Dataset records
------------------------------------

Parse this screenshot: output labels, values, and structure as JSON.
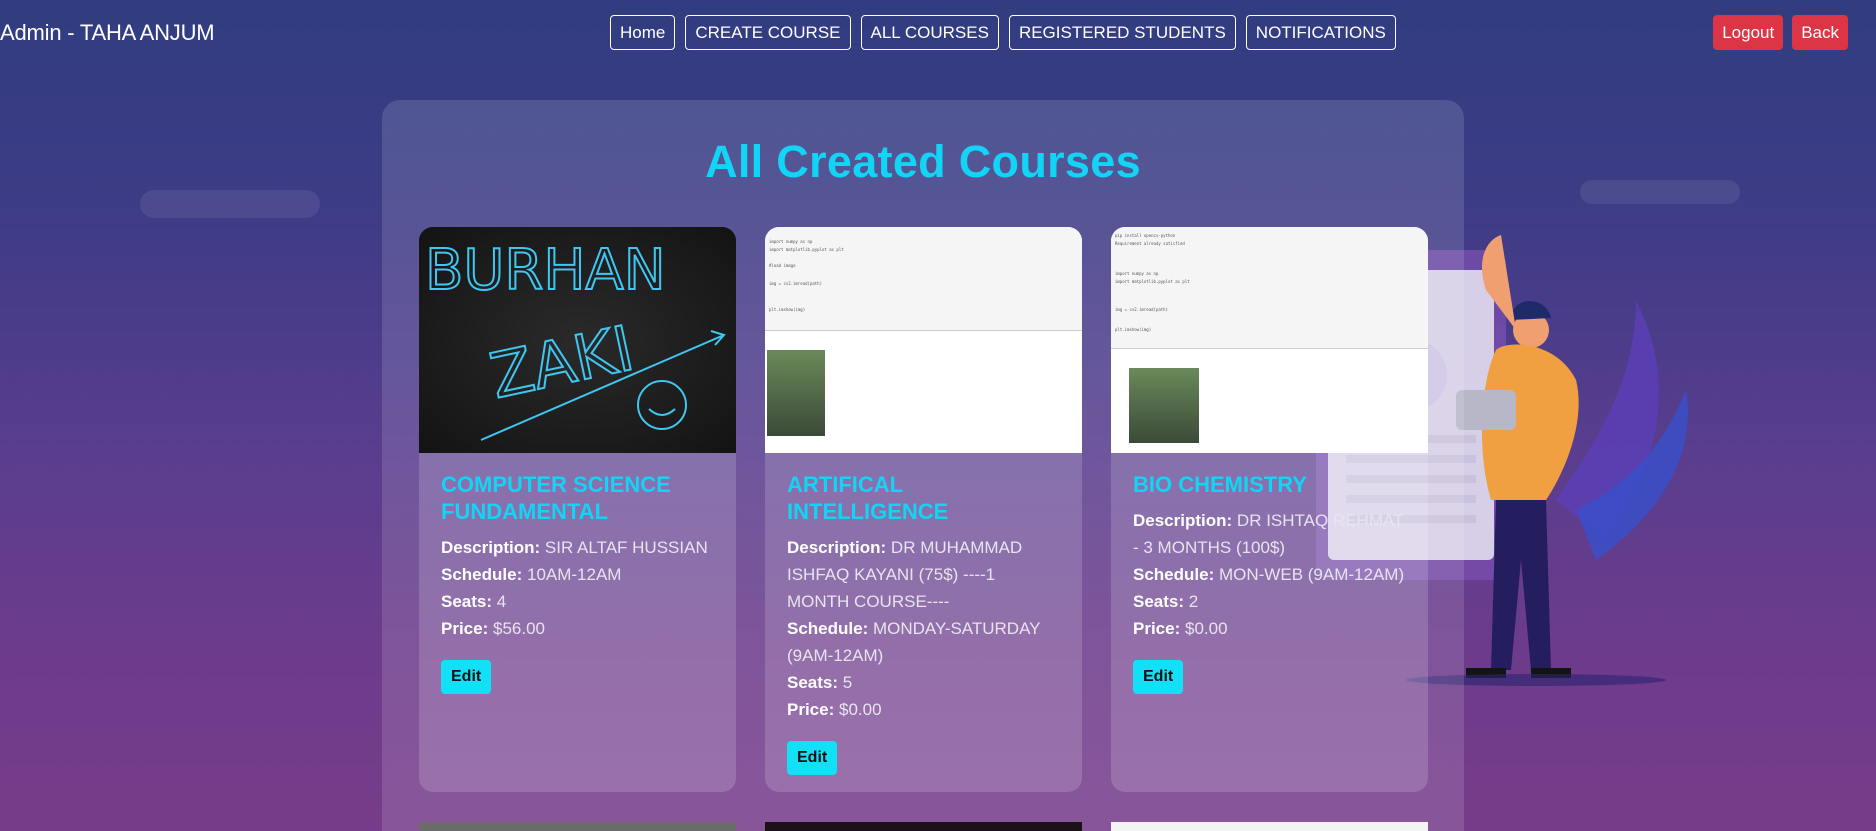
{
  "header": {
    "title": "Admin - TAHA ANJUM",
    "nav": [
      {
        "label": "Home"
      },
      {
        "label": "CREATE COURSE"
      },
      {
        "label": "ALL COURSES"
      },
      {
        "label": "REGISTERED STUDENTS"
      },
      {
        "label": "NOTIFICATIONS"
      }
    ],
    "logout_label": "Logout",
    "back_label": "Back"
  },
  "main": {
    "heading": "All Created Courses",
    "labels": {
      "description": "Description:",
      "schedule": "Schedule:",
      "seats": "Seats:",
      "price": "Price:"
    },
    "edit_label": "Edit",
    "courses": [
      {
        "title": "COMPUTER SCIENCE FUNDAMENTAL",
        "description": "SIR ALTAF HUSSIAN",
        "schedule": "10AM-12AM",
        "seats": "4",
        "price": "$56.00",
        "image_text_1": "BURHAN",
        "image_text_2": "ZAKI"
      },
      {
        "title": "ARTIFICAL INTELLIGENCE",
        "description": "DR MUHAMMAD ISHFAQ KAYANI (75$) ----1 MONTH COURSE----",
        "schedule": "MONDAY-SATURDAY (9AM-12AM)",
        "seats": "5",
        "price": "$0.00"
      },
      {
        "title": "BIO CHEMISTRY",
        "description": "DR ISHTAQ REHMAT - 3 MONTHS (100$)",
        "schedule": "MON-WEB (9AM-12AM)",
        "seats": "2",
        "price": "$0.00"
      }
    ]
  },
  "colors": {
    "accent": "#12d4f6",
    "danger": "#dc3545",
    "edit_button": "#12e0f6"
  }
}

------------------------------------

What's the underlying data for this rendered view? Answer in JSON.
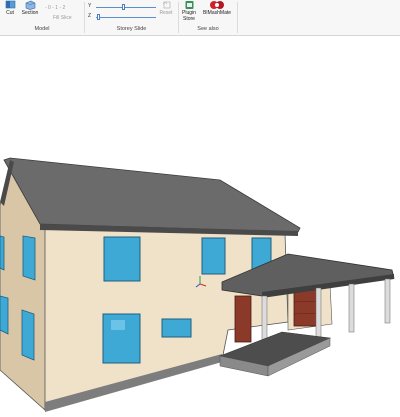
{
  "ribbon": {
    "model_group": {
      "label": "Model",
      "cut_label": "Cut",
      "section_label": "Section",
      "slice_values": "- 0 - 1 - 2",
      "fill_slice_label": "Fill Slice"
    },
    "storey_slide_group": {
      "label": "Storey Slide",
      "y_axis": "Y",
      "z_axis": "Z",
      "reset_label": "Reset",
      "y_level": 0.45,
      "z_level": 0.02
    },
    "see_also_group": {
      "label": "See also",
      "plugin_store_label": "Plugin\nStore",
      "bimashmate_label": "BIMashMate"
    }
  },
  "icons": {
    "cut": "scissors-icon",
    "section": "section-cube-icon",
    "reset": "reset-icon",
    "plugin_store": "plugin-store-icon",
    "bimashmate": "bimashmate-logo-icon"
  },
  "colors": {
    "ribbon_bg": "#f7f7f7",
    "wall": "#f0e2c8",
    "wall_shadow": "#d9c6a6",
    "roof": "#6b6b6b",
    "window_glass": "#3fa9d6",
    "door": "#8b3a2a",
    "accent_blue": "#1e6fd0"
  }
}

------------------------------------

[Given request]: Of the lines in the material, how many include "this"? Respond with the number alone.

[Solution to the exercise]: 2